Instrução dada A | No artigo sobre a Olimpíada no Rio, reescreva o trecho que vai de "E aqui entra" até "direcionados nesse sentido.", inclusive, substituindo "investimento" por "aplicação".
Instrução dada B | Segundo o artigo sobre a Olimpíada no Rio, por que há dúvidas sobre os US$ 4 bilhões do projeto Rio-2004? Responda em uma a três frases.

Documento |
====

DA EQUIPE DE ARTICULISTAS

São questões entrelaçadas, mas distintas. Uma é a história da isenção de impostos para quem investir no esporte; outra, o sonho da Olimpíada no Rio. Meu temor é que, no andar da carruagem, ambas se confundam de tal maneira que virem uma só.
A primeira trata da criação de recursos, por parte do governo federal, que seriam investidos na promoção de modalidades esportivas com vistas a transformar o Brasil numa potência olímpica.
Ora, governo nenhum produz dinheiro, nem mesmo quando dá seus solos de guitarra (nesse caso, produz inflação -ou seja, dinheiro com menor valor); essa grana terá de ser escamoteada do bolso do contribuinte, esse cretino que trabalha feito besta para pagar serviços estatais cada vez mais subumanos. Seja na forma de isenção de impostos às empresas que entrarem na jogada, seja na forma de alocação de verbas orçamentárias. De qualquer jeito, será dinheiro destinado à saúde, educação e moradia, já tão parcas de recursos, deslocado para uma área absolutamente secundária na ordem das coisas.
Sobretudo porque o esporte, hoje, é uma zona franca, onde rola grana a granel. Esse deveria ser um interesse meramente comercial das empresas: investir numa área que lhe trará lucros. É assim no mundo inteiro, por que haverá de ser diferente aqui? Por que só aqui nós, cidadãos comuns, temos de servir de esteio a investimentos que darão lucros a meia dúzia de empresas?
Quem quer ser potência em qualquer coisa nesta terra de tantas e tamanhas desigualdades? Perdoem-me os que nessa entraram de coração aberto e mente limpa, mas isso tem o cheiro de arruda dos tempos obscuros do regime militar, quando se sonhava com o Brasil grande.
Deu no que deu: país miserável, refém da violência urbana e agrária, conflagrado pelas diferenças abismais entre a grande massa de deserdados e um ínfimo, mas sólido, núcleo de herdeiros, que só outro dia conseguiu domar a inflação, o mínimo para se começar a pensar em sair do buraco.
Portanto, para chegarmos não à potência de seja lá o que for, mas a uma digna existência da maioria, ao menos, teremos de dar um salto mil vezes maior do que o de Carl Lewis. E esse salto, por certo, não chegará até 2004.
E aqui entra a história do Rio-2004. Neste caso, a verba governamental pode significar investimento. Isto é: dinheiro colocado no mercado para render dividendos sociais.
Traduzindo: benefícios, não ao esporte, uma indústria em plena expansão com governo ou sem governo, mas à sociedade como um todo, por meio de obras, consequentemente de empregos, que serão incorporadas ao nosso cotidiano, aquém e além da Olimpíada.
Contudo, mesmo isso deve ficar sub judice. Pela pressa com que se está tocando o projeto, tenho cá minhas dúvidas se esses US$ 4 bilhões estão devidamente dimensionados e direcionados nesse sentido.
Meu velho pai, quando comerciante, costumava dizer: "Antes de assinar qualquer coisa, meu filho, quebre o dedo e consulte um advogado". Depois, formou-se advogado. Nunca foi sociólogo.

====

(Listagens de regiões dos elementos)

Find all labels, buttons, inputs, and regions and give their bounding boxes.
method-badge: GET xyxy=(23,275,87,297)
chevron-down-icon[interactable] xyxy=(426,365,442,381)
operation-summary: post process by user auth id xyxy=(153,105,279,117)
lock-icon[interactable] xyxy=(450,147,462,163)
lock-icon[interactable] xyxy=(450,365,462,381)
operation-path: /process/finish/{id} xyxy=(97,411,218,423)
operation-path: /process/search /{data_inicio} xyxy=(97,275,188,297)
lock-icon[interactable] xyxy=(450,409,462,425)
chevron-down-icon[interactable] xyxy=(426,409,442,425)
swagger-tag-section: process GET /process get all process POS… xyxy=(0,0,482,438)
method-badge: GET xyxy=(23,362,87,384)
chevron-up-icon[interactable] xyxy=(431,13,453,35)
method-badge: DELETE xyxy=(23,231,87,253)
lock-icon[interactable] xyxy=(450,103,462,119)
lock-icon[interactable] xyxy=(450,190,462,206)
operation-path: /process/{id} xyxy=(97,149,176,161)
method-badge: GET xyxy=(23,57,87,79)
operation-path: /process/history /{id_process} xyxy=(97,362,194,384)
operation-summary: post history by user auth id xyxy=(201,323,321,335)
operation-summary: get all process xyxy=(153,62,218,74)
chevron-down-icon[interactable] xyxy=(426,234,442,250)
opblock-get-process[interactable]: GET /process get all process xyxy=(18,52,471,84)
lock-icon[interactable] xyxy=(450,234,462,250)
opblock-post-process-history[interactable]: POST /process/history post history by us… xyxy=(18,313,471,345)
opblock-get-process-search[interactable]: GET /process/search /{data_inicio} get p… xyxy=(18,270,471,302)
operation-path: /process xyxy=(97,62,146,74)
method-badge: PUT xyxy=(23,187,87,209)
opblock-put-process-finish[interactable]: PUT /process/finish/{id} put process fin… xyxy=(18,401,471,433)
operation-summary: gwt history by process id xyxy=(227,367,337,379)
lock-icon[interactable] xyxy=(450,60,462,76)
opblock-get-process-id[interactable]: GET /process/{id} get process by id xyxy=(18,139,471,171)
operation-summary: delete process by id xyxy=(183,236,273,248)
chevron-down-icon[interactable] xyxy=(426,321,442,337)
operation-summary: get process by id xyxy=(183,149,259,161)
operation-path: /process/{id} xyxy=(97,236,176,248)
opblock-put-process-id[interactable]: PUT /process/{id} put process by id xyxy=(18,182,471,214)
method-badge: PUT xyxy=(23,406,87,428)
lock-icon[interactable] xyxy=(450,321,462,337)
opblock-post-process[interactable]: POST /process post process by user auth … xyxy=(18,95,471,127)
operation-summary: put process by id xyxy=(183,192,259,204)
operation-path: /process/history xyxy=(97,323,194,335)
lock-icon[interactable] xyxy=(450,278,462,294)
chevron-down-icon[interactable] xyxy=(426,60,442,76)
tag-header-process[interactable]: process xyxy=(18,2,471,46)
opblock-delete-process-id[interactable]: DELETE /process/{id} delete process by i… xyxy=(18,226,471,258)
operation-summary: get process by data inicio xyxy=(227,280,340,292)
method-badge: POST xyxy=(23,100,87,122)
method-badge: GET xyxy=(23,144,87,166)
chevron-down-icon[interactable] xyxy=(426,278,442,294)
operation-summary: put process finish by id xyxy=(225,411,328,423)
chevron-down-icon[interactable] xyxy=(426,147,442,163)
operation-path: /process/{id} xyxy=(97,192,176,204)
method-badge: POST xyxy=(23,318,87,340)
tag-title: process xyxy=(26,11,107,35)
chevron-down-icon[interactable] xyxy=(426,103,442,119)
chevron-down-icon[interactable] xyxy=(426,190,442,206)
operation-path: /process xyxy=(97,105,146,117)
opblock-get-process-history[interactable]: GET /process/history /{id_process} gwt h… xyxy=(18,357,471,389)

====

Resposta completa A |
E aqui entra a história do Rio-2004. Neste caso, a verba governamental pode significar aplicação. Isto é: dinheiro colocado no mercado para render dividendos sociais.
Traduzindo: benefícios, não ao esporte, uma indústria em plena expansão com governo ou sem governo, mas à sociedade como um todo, por meio de obras, consequentemente de empregos, que serão incorporadas ao nosso cotidiano, aquém e além da Olimpíada.
Contudo, mesmo isso deve ficar sub judice. Pela pressa com que se está tocando o projeto, tenho cá minhas dúvidas se esses US$ 4 bilhões estão devidamente dimensionados e direcionados nesse sentido.

Resposta completa B | As dúvidas vêm da pressa com que o projeto está sendo tocado. Por isso, o artigo questiona se esses US$ 4 bilhões estão devidamente dimensionados e direcionados para render dividendos sociais, isto é, benefícios à sociedade como um todo.